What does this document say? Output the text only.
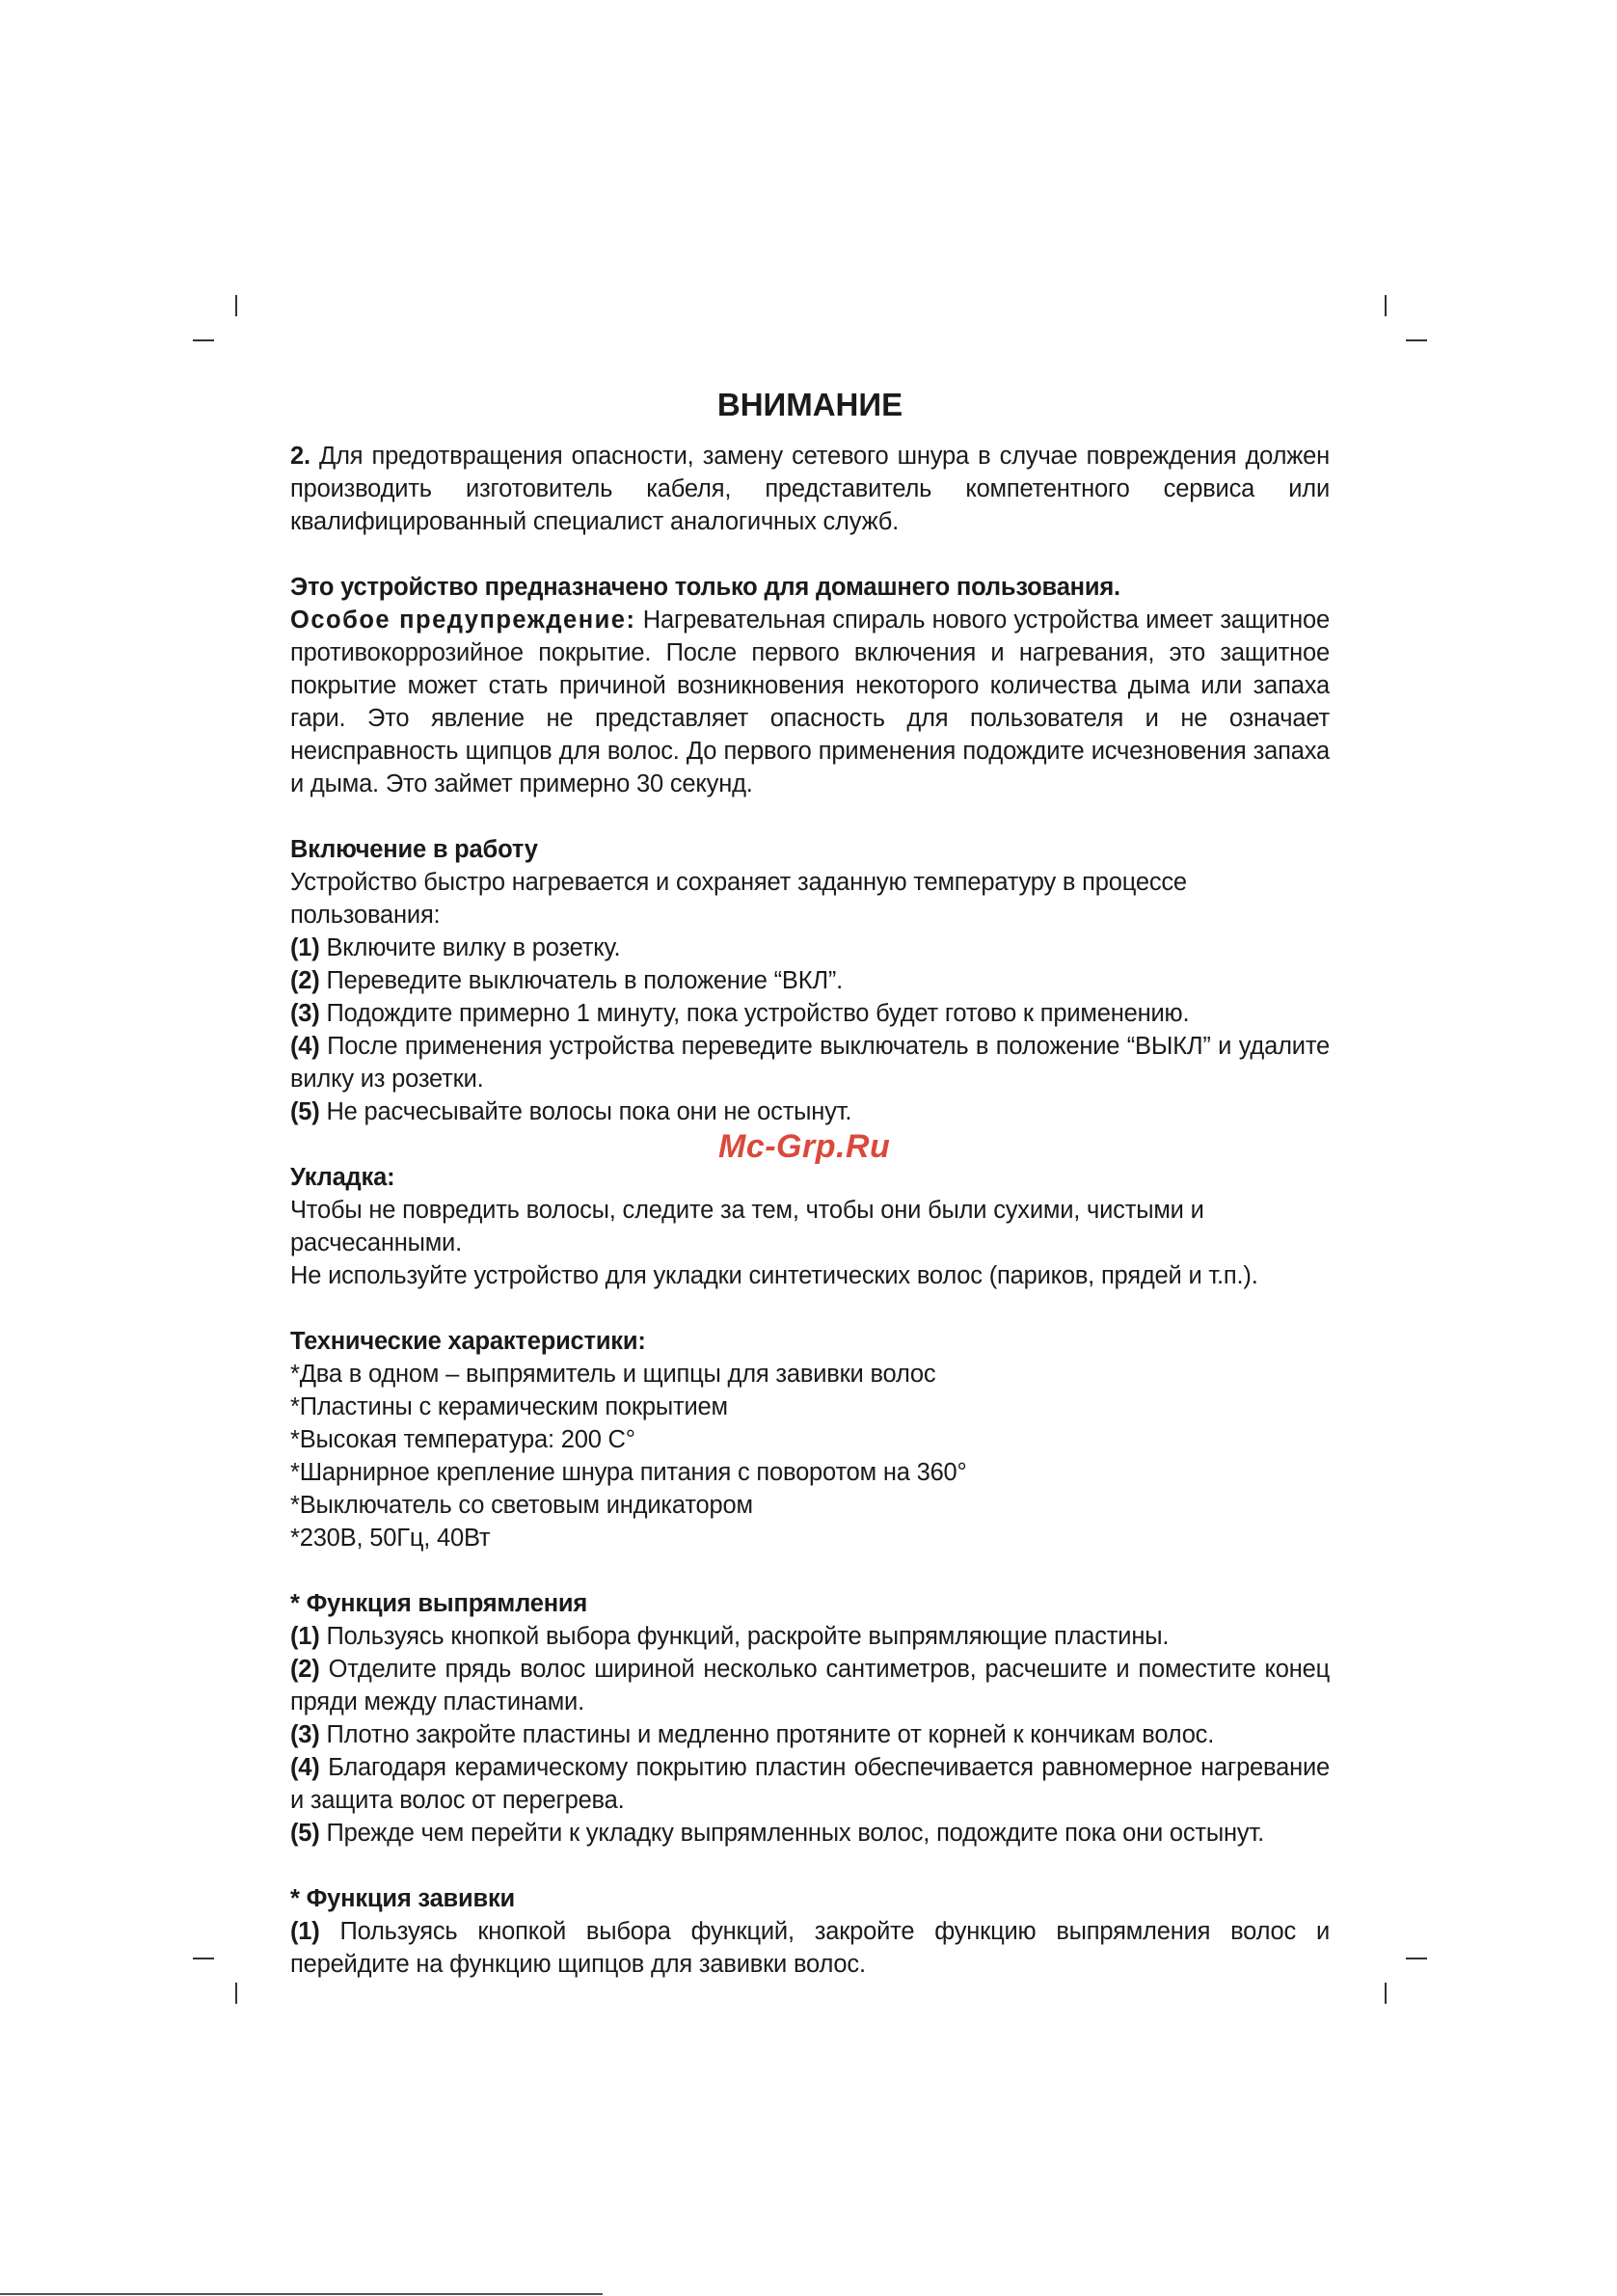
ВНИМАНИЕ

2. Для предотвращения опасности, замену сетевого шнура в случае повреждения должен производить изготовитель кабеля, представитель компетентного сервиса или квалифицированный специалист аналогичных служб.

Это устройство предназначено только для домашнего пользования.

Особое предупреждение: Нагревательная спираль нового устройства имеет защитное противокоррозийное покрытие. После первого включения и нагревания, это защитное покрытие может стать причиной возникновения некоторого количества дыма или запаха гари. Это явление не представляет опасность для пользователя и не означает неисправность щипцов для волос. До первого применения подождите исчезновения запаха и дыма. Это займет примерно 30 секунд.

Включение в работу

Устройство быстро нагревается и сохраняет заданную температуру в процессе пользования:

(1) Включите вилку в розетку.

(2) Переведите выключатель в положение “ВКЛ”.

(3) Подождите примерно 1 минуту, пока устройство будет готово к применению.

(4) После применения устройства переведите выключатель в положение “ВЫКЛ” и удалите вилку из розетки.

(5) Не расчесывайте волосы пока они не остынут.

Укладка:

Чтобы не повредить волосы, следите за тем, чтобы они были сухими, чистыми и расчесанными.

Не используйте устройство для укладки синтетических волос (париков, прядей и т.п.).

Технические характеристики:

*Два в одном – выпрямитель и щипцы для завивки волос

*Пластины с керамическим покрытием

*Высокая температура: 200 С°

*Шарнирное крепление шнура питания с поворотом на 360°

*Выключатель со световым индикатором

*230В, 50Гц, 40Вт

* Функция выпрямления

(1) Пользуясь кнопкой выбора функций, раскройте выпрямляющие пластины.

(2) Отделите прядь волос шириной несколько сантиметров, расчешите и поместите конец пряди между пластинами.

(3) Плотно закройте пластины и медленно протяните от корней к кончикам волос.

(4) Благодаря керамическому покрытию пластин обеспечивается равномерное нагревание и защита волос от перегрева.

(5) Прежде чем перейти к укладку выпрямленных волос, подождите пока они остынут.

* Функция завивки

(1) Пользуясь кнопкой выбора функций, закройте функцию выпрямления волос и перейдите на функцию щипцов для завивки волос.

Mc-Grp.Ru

...

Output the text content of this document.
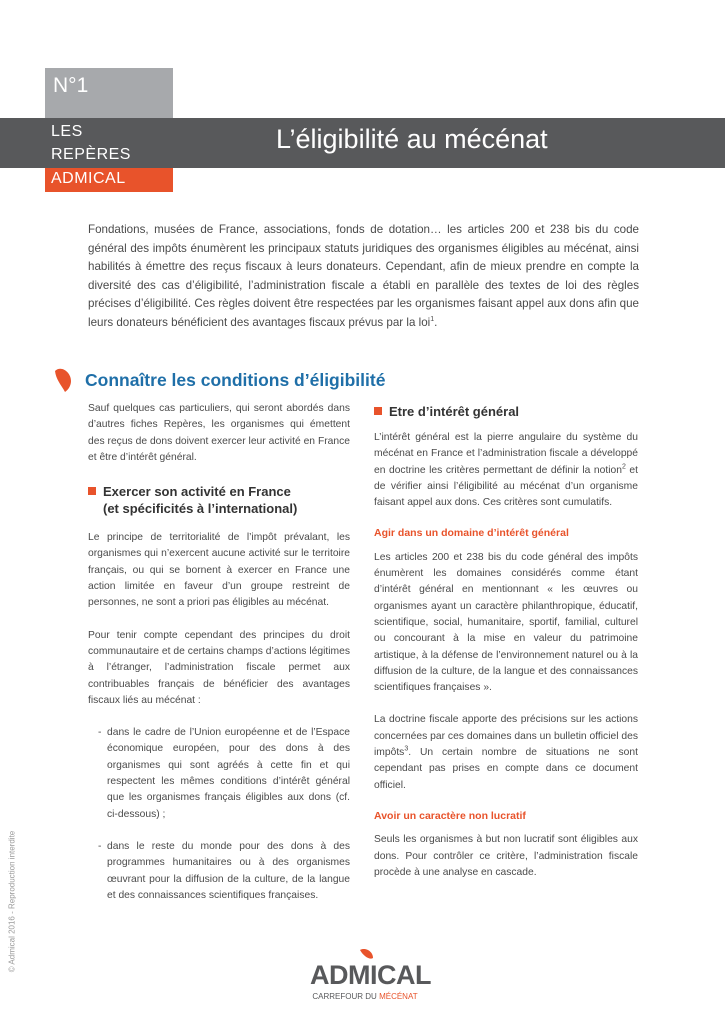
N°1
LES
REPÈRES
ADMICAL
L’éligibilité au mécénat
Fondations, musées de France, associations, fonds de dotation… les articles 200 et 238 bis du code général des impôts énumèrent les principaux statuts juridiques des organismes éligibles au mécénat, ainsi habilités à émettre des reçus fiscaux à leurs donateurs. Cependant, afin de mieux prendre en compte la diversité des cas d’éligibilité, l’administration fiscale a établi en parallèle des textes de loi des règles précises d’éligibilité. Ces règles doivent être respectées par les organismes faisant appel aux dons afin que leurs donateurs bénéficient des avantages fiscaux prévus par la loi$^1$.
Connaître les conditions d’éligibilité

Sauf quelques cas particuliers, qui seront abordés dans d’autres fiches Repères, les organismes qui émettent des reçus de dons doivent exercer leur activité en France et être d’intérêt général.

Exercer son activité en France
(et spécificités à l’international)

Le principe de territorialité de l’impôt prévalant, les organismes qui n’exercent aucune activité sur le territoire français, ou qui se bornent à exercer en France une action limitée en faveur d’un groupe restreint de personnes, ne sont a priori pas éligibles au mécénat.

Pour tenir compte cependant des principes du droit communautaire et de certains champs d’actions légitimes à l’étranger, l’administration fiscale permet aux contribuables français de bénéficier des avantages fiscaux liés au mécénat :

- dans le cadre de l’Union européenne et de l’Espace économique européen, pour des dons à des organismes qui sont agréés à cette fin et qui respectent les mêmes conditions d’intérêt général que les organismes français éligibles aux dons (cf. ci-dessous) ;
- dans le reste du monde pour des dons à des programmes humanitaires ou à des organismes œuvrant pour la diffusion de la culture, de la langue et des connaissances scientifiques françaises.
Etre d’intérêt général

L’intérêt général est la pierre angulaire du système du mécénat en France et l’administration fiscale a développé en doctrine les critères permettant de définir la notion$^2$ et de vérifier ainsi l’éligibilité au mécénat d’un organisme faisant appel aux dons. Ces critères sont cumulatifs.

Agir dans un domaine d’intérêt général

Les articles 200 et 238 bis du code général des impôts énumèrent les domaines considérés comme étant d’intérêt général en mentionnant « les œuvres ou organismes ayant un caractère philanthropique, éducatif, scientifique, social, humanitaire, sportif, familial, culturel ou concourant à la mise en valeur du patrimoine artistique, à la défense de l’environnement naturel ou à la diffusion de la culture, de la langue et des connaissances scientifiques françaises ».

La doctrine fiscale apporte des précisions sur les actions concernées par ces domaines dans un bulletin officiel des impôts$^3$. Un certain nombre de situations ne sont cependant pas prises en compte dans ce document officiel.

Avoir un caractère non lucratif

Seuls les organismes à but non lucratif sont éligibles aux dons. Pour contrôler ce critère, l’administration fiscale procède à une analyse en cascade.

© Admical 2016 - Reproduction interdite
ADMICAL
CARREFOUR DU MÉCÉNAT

==

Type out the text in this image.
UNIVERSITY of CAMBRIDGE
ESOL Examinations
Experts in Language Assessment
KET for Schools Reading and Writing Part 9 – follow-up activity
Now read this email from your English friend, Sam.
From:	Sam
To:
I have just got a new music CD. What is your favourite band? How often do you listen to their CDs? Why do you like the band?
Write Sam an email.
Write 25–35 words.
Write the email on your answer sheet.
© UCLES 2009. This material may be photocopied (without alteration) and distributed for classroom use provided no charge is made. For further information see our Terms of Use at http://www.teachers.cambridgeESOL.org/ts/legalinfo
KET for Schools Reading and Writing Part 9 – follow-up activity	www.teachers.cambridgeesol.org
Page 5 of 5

> What you will do:
Count how many lines contain "закройте" and give only that count.

> Full solution:
2